THE COURT: . . . Mr. Terry, you stated in the free — in the Petition, that this is a 6-E. Do you agree with that, Mr. Hill, that this is a 6-E?

MR. HILL: No, I don't, Your Honor.

THE COURT: Well, maybe we better —

MR. HILL: It's at least a 6-D.

THE COURT: Maybe we better discuss that before —

MR. TERRY: Can I — Let me — Can I look at the —
MR. HILL: He's got a one-person felony. That's a 6-D.
MR. TERRY: I beg your pardon. It would be a 6-D, Your Honor.
THE COURT: All right. Maybe you better discuss that with your client before I go forward.
MR. TERRY: He understands, basically, that he's got a prior felony and he's facing some prison time if he can't get a dispositional departure.
THE COURT: Sir, Villarreal Diez, your — your Petition for entry of plea of guilty says the guideline sentence 6-E. Your attorney is acknowledging that that's a 6-D. Do you agree with that, sir, and understand what that means?
MR. HILL: For purposes of clarification, Your Honor, the State hasn't stipulated to a box in this case. It may be that during the PSI investigation, that could change.
THE COURT: We're on the same wavelength, at least until we get the PSI?

MR. TERRY: That's correct, Your Honor.

A sentencing hearing was held on October 6, 1997. Mr. Terry argued the court should impose a dispositional departure sentence of three years of probation. The state argued petitioner should receive 13 months' imprisonment. Finding no mitigating factors, the court sentenced petitioner to a 13-month term of imprisonment and two years of post-prison supervision.

Petitioner did not object to the state's recommendation or to the imposition of his sentence. He did not request to withdraw his plea based on the fact his sentence was greater than what he thought it could be.

Petitioner did not directly appeal his conviction and sentence. He did, however, file a petition for state post-conviction relief ("PCR"), which was denied. Upon appeal and petition for review, the Oregon Court of Appeals affirmed without opinion, and the Oregon Supreme Court denied review. Villarreal v. Schiedler, 161 Or. App. 128, 984 P.2d 958, rev. denied, 329 Or. 358, 994 P.2d 125 (1999)

§ **Material**:

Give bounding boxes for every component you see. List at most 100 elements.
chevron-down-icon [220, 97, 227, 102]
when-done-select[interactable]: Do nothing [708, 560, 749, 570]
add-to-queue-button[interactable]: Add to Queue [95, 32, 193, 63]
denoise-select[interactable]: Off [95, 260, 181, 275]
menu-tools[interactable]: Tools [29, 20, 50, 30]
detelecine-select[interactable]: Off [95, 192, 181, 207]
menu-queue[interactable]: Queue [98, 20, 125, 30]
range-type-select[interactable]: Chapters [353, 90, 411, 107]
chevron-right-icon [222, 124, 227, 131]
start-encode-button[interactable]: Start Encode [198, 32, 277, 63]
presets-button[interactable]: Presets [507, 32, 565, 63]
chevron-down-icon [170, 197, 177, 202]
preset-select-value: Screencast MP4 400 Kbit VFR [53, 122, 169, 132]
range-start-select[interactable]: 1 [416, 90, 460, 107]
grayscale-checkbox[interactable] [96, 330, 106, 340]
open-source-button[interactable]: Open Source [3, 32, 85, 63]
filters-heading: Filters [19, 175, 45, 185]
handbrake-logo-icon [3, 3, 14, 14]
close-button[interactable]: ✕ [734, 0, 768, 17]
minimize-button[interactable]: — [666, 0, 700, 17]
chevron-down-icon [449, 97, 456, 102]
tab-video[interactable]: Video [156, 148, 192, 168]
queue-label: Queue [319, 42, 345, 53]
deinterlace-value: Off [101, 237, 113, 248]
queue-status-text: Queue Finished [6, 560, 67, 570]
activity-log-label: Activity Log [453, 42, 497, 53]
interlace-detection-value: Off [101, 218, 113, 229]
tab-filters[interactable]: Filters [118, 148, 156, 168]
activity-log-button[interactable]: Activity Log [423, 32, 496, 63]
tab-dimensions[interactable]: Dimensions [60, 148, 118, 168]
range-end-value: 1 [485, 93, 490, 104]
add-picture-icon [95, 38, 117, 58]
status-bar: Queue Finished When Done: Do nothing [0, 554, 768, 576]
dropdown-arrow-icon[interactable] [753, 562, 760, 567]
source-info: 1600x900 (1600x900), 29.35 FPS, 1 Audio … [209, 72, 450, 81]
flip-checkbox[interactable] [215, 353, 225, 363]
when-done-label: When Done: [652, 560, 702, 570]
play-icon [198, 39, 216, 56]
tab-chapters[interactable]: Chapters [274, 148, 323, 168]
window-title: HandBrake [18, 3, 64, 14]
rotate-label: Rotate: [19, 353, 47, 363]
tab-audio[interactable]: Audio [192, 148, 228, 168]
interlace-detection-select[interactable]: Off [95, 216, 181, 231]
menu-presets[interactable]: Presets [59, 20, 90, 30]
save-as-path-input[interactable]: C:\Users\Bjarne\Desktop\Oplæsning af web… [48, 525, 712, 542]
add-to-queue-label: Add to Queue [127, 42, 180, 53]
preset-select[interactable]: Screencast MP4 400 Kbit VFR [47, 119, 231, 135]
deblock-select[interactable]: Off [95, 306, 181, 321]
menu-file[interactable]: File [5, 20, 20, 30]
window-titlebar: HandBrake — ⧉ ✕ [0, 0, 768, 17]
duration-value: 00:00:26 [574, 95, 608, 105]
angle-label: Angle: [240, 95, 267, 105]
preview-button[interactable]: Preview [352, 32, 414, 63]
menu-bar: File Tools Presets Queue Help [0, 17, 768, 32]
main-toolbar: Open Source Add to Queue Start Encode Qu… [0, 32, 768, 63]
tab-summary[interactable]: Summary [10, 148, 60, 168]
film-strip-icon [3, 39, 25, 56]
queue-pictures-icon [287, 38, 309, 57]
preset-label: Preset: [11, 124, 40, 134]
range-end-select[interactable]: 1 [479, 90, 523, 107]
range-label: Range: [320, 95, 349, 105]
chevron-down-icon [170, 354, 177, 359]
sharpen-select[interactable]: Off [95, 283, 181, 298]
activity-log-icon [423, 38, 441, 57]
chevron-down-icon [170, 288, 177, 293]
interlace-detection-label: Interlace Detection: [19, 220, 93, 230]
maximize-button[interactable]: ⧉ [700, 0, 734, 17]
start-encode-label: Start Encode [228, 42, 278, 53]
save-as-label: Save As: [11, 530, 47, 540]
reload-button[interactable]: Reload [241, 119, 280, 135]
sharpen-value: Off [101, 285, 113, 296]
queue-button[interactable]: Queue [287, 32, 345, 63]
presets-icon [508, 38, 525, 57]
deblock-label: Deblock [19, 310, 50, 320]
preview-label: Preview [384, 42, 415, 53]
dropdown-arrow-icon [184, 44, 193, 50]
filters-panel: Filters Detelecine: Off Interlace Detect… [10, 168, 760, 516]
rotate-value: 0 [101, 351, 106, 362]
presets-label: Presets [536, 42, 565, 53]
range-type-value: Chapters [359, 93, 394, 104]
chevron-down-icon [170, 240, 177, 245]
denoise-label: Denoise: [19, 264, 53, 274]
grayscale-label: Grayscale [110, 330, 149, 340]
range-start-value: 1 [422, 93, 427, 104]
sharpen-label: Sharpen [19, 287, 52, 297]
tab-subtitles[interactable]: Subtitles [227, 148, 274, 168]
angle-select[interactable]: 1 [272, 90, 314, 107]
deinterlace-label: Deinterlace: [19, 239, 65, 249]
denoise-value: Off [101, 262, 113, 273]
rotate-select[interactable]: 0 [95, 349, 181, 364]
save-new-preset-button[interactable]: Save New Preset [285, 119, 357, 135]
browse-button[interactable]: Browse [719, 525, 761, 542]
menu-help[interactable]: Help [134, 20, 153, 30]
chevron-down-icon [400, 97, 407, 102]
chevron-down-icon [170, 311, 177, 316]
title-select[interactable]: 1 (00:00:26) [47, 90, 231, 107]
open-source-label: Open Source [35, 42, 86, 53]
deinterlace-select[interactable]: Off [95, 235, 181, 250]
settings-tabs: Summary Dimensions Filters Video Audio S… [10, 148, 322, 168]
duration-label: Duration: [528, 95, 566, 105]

§ **Work instructions**:
a. List every speaker who has a line of dialogue in the court transcript excerpt on Villarreal's plea.
b. Go on with the court transcript excerpt on Villarreal's plea and sentencing, starting after its last sentence.
The records play no part in this work.

§ **Outputs**:
a. THE COURT, MR. HILL, MR. TERRY

b.
Petitioner filed this action on January 3, 2000. In his original pro se petition, he alleged denial of effective assistance of counsel in several respects. Following appointment of counsel, petitioner conceded procedural default with respect his original claims, but sought to amend his petition to allege a due process involuntary plea violation and a different ineffective assistance of counsel claim. Respondent argued the new claims were procedurally defaulted as well, but in an Opinion and Order of January 28, 2002, and subsequent order of June 6, 2002, I found they were not, and allowed the proposed amendment. Petitioner subsequently withdrew his ineffective assistance of counsel claim. Petitioner's Memorandum In Support of Habeas Corpus Petition (docket # 61), p. 2. Thus, the sole remaining claim states as follows:

Ground One: The trial court failed to ensure that I understood the constitutional rights I was waiving and the maximum sentence I would face when I pleaded guilty, in violation of Fourteenth Amendment due process.
Supporting Facts: In my plea petition, my lawyer wrote that I would be subject to a maximum sentence under guideline section 6E. At my change-of-plea hearing, I was told the appropriate guideline classification was 6D. No one explained the difference in these two classifications to me. I did not know that the maximum sentence I could receive was 13-14 months, or that if I was sentenced to more than 12 months, I would be required to serve my sentence at a state correctional facility rather than the county jail.

Respondent contends petitioner is not entitled to relief on this ground because he procedurally defaulted his available state remedies, and because he is not entitled to relief on the merits.

Respondent's procedural default argument differs from that previously rejected by the court.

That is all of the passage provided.